▶ WHAT THE TASK ASKS
Wherever "JSON" appears in a line, copy that line.

▶ INPUT ROWS
╭──
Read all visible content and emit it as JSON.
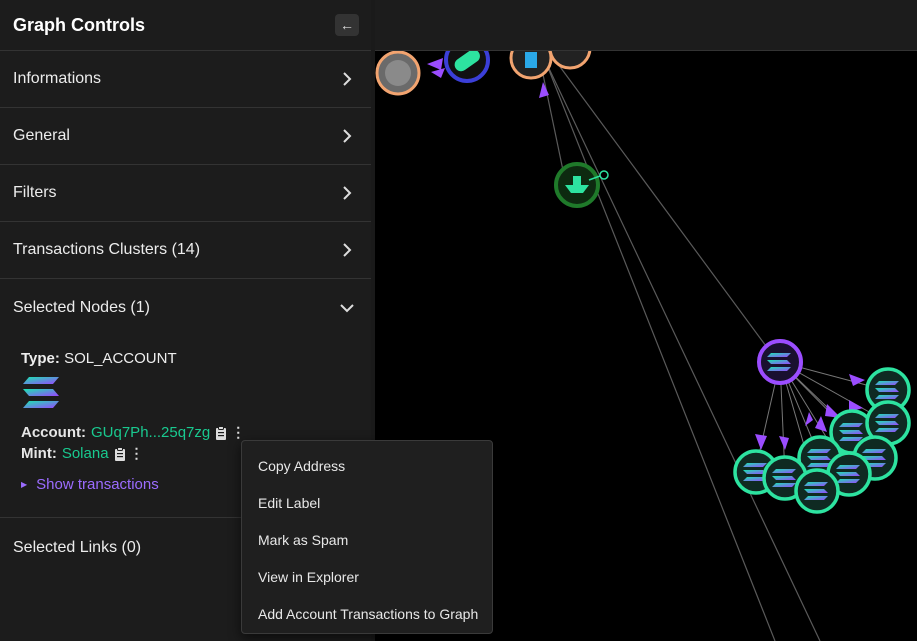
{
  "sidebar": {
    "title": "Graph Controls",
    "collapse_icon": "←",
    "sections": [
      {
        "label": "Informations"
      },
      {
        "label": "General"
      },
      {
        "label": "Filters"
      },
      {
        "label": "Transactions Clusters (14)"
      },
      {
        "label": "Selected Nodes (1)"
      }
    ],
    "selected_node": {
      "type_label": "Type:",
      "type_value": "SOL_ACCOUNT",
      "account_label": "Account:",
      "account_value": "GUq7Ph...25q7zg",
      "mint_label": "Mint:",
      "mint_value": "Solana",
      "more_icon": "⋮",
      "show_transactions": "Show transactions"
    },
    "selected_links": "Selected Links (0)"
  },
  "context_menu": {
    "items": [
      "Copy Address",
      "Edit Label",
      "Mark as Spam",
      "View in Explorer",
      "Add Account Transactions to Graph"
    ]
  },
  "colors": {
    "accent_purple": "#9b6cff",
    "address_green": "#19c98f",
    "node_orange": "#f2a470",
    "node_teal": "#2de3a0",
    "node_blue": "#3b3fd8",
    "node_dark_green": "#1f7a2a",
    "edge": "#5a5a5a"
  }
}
╰──
╭──
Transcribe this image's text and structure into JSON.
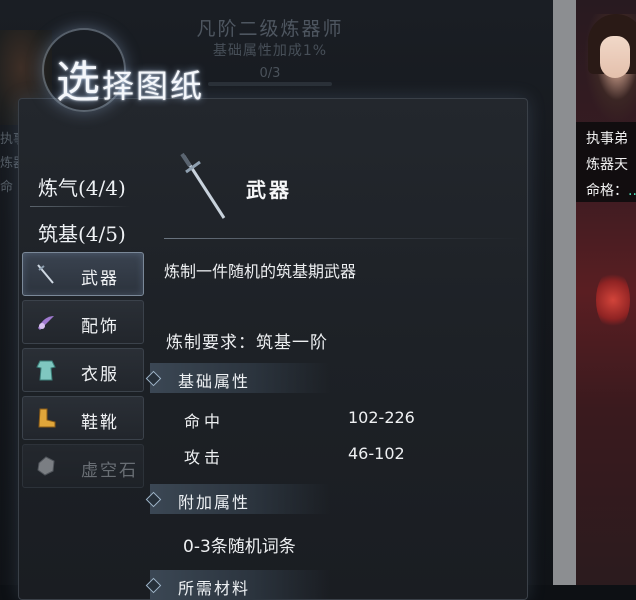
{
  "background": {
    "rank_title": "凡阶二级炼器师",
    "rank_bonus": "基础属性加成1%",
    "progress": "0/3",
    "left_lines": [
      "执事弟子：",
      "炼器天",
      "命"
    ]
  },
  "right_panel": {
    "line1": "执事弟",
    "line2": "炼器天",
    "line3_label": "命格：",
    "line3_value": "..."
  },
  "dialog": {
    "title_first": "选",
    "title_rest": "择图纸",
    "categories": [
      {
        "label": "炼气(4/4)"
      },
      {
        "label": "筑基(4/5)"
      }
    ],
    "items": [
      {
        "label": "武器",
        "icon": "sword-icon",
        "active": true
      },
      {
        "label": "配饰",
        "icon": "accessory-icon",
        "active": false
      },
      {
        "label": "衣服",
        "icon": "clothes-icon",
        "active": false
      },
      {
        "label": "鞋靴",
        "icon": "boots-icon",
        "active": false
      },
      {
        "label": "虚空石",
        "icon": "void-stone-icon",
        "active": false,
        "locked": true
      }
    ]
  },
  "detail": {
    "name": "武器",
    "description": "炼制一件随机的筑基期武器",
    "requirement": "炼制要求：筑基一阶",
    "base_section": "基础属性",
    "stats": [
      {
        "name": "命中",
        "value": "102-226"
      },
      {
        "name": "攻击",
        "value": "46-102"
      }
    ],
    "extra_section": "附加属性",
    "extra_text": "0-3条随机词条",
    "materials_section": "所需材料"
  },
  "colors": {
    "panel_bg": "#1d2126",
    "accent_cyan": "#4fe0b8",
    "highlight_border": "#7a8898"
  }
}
╰──
▶ WORKED ANSWER
Read all visible content and emit it as JSON.
Transcribe this image's text and structure into JSON.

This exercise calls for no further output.